Written request:
A single number is the answer here: how many lines of the entries contain "that"?

[Extracted records]

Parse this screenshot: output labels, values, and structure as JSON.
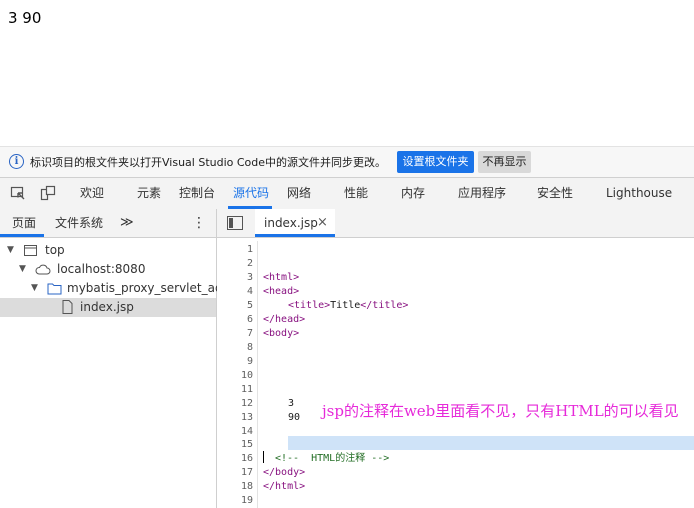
{
  "page": {
    "output_text": "3 90"
  },
  "infobar": {
    "message": "标识项目的根文件夹以打开Visual Studio Code中的源文件并同步更改。",
    "set_root_button": "设置根文件夹",
    "dont_show_button": "不再显示"
  },
  "toolbar": {
    "tabs": [
      "欢迎",
      "元素",
      "控制台",
      "源代码",
      "网络",
      "性能",
      "内存",
      "应用程序",
      "安全性",
      "Lighthouse"
    ],
    "active_tab": "源代码"
  },
  "navigator": {
    "tabs": [
      "页面",
      "文件系统"
    ],
    "more": "≫",
    "menu": "⋮",
    "tree": [
      "top",
      "localhost:8080",
      "mybatis_proxy_servlet_addStu",
      "index.jsp"
    ]
  },
  "editor": {
    "file_tab": "index.jsp",
    "close": "×",
    "line_numbers": [
      "1",
      "2",
      "3",
      "4",
      "5",
      "6",
      "7",
      "8",
      "9",
      "10",
      "11",
      "12",
      "13",
      "14",
      "15",
      "16",
      "17",
      "18",
      "19"
    ],
    "lines": {
      "l3": "<html>",
      "l4": "<head>",
      "l5_open": "<title>",
      "l5_text": "Title",
      "l5_close": "</title>",
      "l6": "</head>",
      "l7": "<body>",
      "l12": "3",
      "l13": "90",
      "l16": "<!--  HTML的注释 -->",
      "l17": "</body>",
      "l18": "</html>"
    }
  },
  "annotation": {
    "text": "jsp的注释在web里面看不见，只有HTML的可以看见",
    "color": "#e62ad9"
  },
  "colors": {
    "accent": "#1a73e8",
    "tag": "#881280",
    "comment": "#236e25"
  }
}
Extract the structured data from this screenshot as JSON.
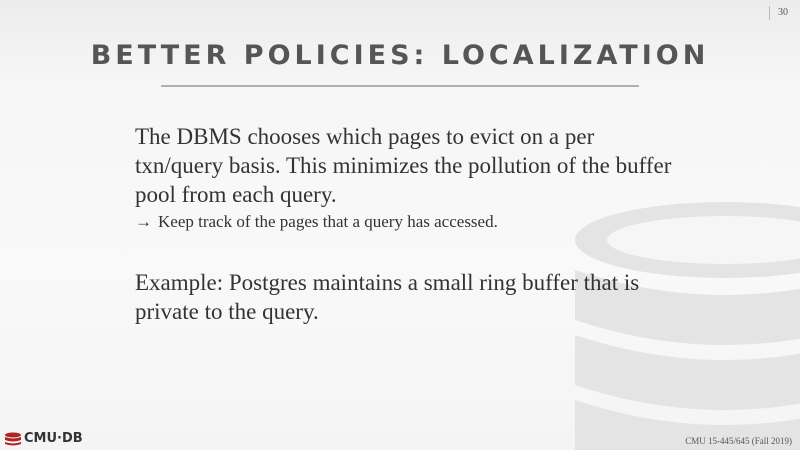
{
  "slide": {
    "page_number": "30",
    "title": "BETTER POLICIES: LOCALIZATION",
    "body": {
      "paragraph1": "The DBMS chooses which pages to evict on a per txn/query basis. This minimizes the pollution of the buffer pool from each query.",
      "bullet_arrow": "→",
      "bullet": "Keep track of the pages that a query has accessed.",
      "paragraph2": "Example: Postgres maintains a small ring buffer that is private to the query."
    },
    "logo_text": "CMU·DB",
    "footer": "CMU 15-445/645 (Fall 2019)",
    "colors": {
      "logo_red": "#b22222",
      "title": "#555555",
      "rule": "#b0b0b0"
    },
    "watermark_icon": "database-cylinder-icon"
  }
}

Result:
2